**Your objective**
Go through the entries below and write each one out exactly.
┄┄┄┄┄┄┄┄┄┄
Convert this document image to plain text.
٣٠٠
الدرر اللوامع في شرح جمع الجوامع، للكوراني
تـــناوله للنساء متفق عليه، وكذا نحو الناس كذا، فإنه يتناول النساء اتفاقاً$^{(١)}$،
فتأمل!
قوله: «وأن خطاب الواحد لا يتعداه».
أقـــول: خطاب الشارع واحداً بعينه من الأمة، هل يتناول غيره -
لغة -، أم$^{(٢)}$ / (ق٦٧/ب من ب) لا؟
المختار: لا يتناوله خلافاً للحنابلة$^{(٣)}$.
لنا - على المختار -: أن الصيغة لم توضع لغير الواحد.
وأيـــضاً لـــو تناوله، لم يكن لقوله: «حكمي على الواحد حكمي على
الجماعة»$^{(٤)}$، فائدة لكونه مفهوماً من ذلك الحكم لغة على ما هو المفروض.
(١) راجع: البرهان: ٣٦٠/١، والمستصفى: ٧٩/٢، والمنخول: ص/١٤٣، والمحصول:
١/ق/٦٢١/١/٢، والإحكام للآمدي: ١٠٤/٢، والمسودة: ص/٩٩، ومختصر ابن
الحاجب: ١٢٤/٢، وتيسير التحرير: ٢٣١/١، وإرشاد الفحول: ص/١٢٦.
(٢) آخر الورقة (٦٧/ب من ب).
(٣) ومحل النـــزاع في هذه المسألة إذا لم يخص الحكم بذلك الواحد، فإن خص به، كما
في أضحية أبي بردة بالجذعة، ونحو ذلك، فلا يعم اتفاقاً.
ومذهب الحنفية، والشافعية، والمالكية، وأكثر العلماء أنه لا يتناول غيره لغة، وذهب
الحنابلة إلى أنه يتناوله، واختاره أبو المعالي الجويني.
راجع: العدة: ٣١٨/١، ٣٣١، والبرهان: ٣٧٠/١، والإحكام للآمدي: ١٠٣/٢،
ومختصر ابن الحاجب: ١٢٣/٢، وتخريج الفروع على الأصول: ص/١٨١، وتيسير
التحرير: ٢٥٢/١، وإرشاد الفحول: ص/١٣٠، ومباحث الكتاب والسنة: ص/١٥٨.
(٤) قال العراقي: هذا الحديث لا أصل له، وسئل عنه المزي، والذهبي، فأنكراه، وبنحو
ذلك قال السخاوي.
┄┄┄┄┄┄┄┄┄┄
**Solution to this problem**
Convert this document image to plain text.
٣٠٠
الدرر اللوامع في شرح جمع الجوامع، للكوراني
تـــناوله للنساء متفق عليه، وكذا نحو الناس كذا، فإنه يتناول النساء اتفاقاً$^{(١)}$،
فتأمل!
قوله: «وأن خطاب الواحد لا يتعداه».
أقـــول: خطاب الشارع واحداً بعينه من الأمة، هل يتناول غيره -
لغة -، أم$^{(٢)}$ / (ق٦٧/ب من ب) لا؟
المختار: لا يتناوله خلافاً للحنابلة$^{(٣)}$.
لنا - على المختار -: أن الصيغة لم توضع لغير الواحد.
وأيـــضاً لـــو تناوله، لم يكن لقوله: «حكمي على الواحد حكمي على
الجماعة»$^{(٤)}$، فائدة لكونه مفهوماً من ذلك الحكم لغة على ما هو المفروض.
(١) راجع: البرهان: ٣٦٠/١، والمستصفى: ٧٩/٢، والمنخول: ص/١٤٣، والمحصول:
١/ق/٦٢١/١/٢، والإحكام للآمدي: ١٠٤/٢، والمسودة: ص/٩٩، ومختصر ابن
الحاجب: ١٢٤/٢، وتيسير التحرير: ٢٣١/١، وإرشاد الفحول: ص/١٢٦.
(٢) آخر الورقة (٦٧/ب من ب).
(٣) ومحل النـــزاع في هذه المسألة إذا لم يخص الحكم بذلك الواحد، فإن خص به، كما
في أضحية أبي بردة بالجذعة، ونحو ذلك، فلا يعم اتفاقاً.
ومذهب الحنفية، والشافعية، والمالكية، وأكثر العلماء أنه لا يتناول غيره لغة، وذهب
الحنابلة إلى أنه يتناوله، واختاره أبو المعالي الجويني.
راجع: العدة: ٣١٨/١، ٣٣١، والبرهان: ٣٧٠/١، والإحكام للآمدي: ١٠٣/٢،
ومختصر ابن الحاجب: ١٢٣/٢، وتخريج الفروع على الأصول: ص/١٨١، وتيسير
التحرير: ٢٥٢/١، وإرشاد الفحول: ص/١٣٠، ومباحث الكتاب والسنة: ص/١٥٨.
(٤) قال العراقي: هذا الحديث لا أصل له، وسئل عنه المزي، والذهبي، فأنكراه، وبنحو
ذلك قال السخاوي.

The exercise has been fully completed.